▶ [Stated exercise]: Using the data below, copy every line that contains the word "title".

▶ [Excerpted records]:
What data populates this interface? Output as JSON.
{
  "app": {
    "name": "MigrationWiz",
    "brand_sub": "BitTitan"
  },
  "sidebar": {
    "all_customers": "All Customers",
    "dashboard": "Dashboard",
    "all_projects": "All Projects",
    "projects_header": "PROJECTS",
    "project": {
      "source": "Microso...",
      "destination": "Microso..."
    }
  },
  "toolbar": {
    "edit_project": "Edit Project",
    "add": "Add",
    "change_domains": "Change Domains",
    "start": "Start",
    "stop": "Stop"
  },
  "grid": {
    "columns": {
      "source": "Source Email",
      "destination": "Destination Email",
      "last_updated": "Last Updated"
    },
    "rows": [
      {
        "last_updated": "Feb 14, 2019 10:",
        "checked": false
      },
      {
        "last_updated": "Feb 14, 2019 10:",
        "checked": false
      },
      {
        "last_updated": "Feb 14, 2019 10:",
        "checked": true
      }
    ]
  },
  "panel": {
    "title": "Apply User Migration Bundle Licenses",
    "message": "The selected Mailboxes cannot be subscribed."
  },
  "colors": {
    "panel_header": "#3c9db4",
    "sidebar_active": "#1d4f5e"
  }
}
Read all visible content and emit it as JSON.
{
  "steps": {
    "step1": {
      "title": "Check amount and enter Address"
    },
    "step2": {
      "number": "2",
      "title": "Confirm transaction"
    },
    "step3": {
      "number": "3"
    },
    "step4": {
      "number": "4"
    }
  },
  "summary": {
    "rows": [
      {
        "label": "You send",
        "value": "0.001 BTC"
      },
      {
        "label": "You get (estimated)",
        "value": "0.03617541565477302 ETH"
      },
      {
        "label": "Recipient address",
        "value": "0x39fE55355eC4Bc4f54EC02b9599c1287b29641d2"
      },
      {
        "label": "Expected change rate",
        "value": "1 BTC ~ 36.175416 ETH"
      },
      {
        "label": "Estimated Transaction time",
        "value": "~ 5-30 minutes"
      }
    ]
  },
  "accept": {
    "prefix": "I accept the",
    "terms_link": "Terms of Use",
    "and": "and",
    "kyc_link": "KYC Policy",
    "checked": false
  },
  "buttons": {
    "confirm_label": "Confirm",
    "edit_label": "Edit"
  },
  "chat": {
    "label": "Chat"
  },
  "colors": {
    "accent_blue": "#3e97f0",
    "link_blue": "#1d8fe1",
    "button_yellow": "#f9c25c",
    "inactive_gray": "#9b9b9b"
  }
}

▶ [Reply]:
    "title": "Apply User Migration Bundle Licenses",
      "title": "Check amount and enter Address"
      "title": "Confirm transaction"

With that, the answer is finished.